* _Selected passage_:
☆ ☆ ☆ ☆ ☆

The opinion of the court was delivered by: Maureen P. Kelly, United States Magistrate Judge


Dylan Ryan Johnson has filed a Response to Government's Motion to Detain and Mr. Johnson's Motion for Release on Bail ("Motion for Release on Bail") [ECF No. 27], seeking his release from custody, pending a final determination of a Formal Request for Extradition submitted by the government of Mexico. Mexico seeks Johnson's extradition pursuant to an arrest warrant issued on December 8, 2003, by the Judge of First Instance for Civil and Criminal Matters of the Judicial District of Comonfort, Guanajuato, for the rape and murder of a 16 year old boy. [ECF Nos. 1, 16]. Johnson argues that continued detention is not warranted because he is not a "flight risk," and is unnecessary, as demonstrated by Mexico's delay in seeking his extradition. Johnson also contends bail is available in Pennsylvania for his crimes, and therefore, bail should be granted. [ECF No. 34]. Johnson seeks an Order releasing him from detention pending a final determination of the extradition request and the anticipated filing of petitions for habeas corpus.

The United States opposes revocation of the detention order as inappropriate given the presumption against release in an extradition case and the absence of the requisite "special circumstances" to justify Johnson's release.

A hearing was conducted on August 3, 2012, relative to the Motion for Release on Bail. After consideration of the arguments presented by both parties, as well as the memoranda filed in support and in opposition to Johnson's motion, the Motion for Release on Bail is DENIED.


A."Special circumstances" must exist to permit bail in extradition matters.

The presumption against bail in extradition matters was recognized nearly a century ago by the United States Supreme Court in Wright v. Henkel, 190 U.S. 40, 62-63 (1903), and arises from the strong governmental need to ensure that the United States fulfills its international treaty obligations to surrender fugitives to its treaty partners once they are found to be extraditable. Id. at 62. Nearly a century ago, Judge Learned Hand observed held that bail should be granted "only in the most pressing circumstances and when the requirements of justice are absolutely preemptory." In re Mitchell, 171 F. 289 (S.D.N.Y. 1909). This historical presumption against bail remains the rule today. See, e.g., Matter of Extradition of Russell, 805 F.2d 1215, 1216 (5th Cir. 1986); Ha Yau-Leung v. Soscia, 649 F.2d 914, 920 (2d Cir.), cert. denied, 454 U.S. 971 (1981); United States v. Williams, 611 F.2d 914, 915 (1st Cir.1979).

Johnson argues that the grant of bail during the pendency of an extradition matter is a matter of right pursuant to the liberty interest guaranteed to him under the Fifth Amendment of the United States Constitution. Citing Zadvydas v. Davis, 533 U.S. 678, 690 (2001), Johnson posits that his continued detention therefore requires "a sufficiently strong" "special justification [that] outweighs" his "constitutionally protected interest in avoiding physical restraint." [ECF No. 27, pp. 3-6]. In addition, Johnson contends that "special circumstances" such as severe illness or extreme youth are not required for the grant of bail in extradition matters, and that in the absence of evidence of risk of flight, he should be released pending a final determination of extradition by the Secretary of State.

☆ ☆ ☆ ☆ ☆

* _Supplied data_:
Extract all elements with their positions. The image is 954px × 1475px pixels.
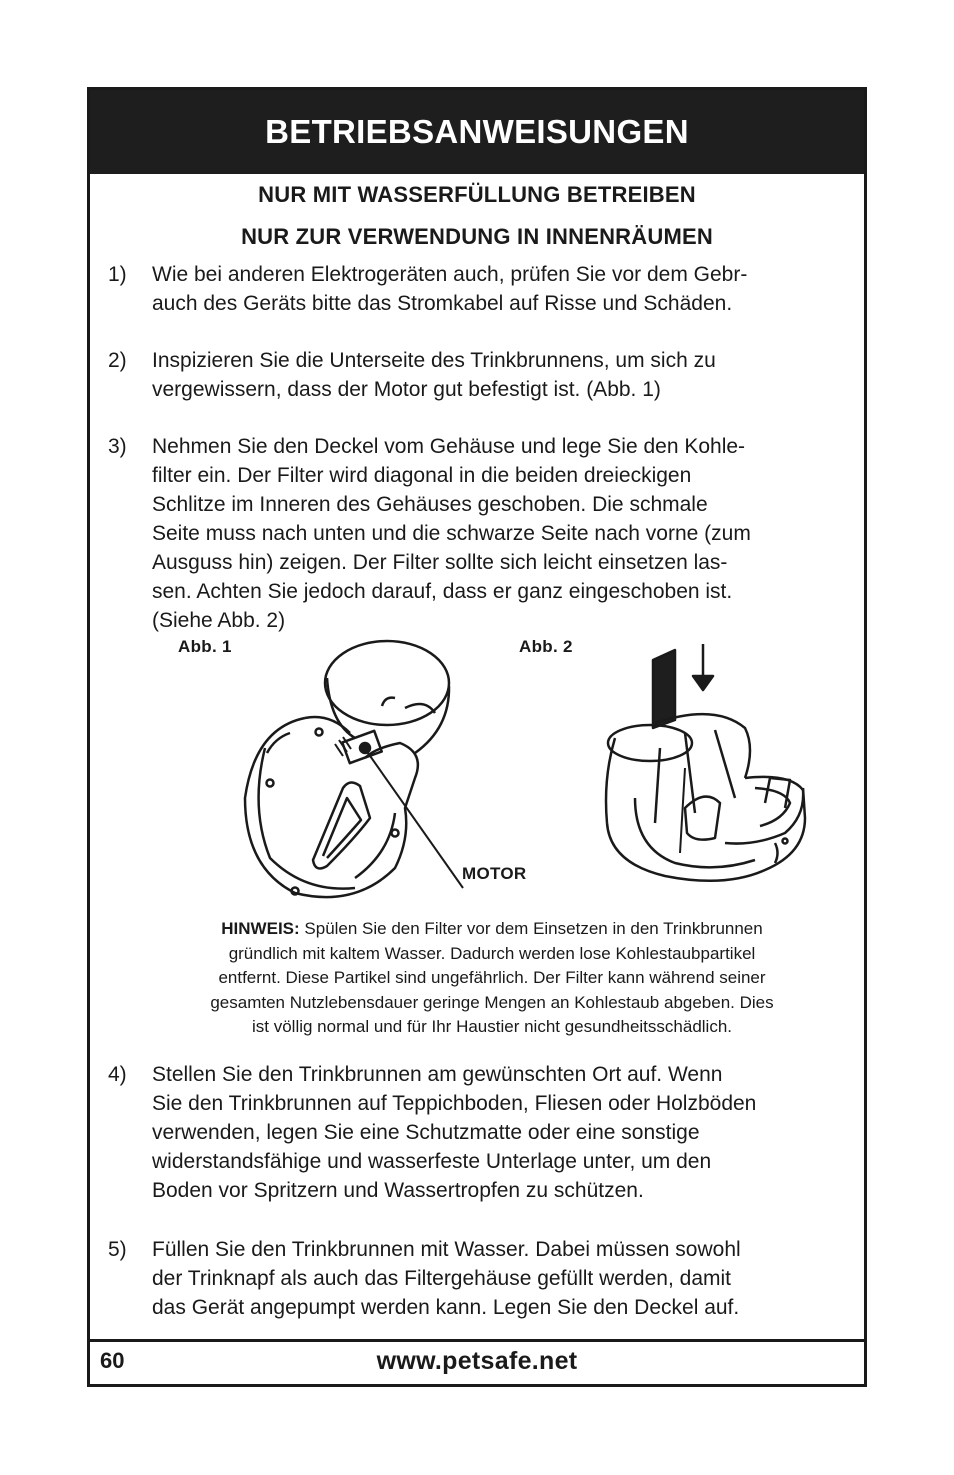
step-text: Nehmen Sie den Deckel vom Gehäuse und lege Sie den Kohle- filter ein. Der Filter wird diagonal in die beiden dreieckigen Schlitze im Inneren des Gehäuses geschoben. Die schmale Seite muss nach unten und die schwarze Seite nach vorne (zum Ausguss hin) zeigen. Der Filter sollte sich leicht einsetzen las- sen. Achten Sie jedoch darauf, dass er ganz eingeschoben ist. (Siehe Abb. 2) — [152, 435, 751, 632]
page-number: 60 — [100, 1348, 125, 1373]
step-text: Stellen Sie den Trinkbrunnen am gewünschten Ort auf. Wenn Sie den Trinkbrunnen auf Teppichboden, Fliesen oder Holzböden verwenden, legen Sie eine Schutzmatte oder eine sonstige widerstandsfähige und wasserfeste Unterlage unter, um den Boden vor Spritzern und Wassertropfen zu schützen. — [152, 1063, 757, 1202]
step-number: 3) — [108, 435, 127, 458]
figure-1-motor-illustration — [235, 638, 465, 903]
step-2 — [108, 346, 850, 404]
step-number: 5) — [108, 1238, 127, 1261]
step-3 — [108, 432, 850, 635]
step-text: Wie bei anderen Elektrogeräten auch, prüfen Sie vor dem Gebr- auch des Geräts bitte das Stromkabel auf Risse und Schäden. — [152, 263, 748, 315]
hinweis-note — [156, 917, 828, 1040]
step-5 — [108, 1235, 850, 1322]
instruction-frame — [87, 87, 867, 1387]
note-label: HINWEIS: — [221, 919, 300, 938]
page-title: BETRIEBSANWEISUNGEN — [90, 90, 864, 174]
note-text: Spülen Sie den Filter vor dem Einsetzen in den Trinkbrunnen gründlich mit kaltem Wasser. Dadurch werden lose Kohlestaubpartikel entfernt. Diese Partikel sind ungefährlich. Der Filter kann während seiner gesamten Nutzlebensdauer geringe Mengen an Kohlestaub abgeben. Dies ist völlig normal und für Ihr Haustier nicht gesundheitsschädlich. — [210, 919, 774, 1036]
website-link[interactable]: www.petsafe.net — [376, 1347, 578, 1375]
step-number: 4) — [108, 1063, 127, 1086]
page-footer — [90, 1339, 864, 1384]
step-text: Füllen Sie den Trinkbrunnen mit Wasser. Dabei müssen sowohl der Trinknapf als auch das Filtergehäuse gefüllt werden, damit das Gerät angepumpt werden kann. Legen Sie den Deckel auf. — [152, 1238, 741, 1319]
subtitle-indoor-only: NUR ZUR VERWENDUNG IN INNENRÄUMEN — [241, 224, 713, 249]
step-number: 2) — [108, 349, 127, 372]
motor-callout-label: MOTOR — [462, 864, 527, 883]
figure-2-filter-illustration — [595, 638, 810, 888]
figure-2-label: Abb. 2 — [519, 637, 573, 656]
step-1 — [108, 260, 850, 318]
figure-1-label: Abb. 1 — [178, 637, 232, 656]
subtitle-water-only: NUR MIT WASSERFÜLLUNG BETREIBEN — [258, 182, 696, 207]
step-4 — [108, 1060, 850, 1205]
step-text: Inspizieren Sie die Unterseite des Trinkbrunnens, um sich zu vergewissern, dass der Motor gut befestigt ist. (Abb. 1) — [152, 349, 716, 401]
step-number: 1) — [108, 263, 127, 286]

☆ ☆ ☆ ☆ ☆

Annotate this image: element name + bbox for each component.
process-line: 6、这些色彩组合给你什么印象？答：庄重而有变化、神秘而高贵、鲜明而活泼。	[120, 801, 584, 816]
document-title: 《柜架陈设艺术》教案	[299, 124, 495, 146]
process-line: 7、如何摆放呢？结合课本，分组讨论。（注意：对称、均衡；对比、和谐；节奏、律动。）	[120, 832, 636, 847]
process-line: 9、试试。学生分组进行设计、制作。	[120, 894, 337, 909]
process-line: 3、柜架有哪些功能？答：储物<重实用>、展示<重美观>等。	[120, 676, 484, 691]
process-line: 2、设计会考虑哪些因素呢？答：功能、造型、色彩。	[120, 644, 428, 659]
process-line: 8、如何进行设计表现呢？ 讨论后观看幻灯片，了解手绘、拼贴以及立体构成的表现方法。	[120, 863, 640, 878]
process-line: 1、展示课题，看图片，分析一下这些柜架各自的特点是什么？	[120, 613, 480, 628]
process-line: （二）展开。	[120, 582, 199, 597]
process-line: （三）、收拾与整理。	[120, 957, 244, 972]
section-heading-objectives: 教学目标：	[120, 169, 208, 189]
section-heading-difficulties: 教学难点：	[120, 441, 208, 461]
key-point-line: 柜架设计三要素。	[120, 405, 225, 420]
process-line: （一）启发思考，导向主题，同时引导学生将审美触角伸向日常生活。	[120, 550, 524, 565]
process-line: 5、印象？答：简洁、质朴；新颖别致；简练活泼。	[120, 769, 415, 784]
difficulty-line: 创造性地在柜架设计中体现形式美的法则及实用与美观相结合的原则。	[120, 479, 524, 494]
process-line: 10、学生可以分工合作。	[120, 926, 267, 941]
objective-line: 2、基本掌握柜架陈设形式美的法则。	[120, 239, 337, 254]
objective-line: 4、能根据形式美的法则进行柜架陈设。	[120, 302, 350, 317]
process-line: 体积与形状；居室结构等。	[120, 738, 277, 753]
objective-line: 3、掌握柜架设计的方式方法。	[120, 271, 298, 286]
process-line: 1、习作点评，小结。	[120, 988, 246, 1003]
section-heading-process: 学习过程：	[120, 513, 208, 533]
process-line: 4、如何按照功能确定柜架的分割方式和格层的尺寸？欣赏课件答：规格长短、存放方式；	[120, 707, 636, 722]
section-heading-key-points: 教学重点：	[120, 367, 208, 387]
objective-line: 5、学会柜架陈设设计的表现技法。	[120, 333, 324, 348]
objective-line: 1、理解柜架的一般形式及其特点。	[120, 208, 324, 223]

☆ ☆ ☆ ☆ ☆

* _Stated problem_:
Update the bail ruling from "A hearing was" to "in extradition matters.", putting "briefs" in place of "memoranda". The data come from a separate source.

* _Response to this task_:
A hearing was conducted on August 3, 2012, relative to the Motion for Release on Bail. After consideration of the arguments presented by both parties, as well as the briefs filed in support and in opposition to Johnson's motion, the Motion for Release on Bail is DENIED.


A."Special circumstances" must exist to permit bail in extradition matters.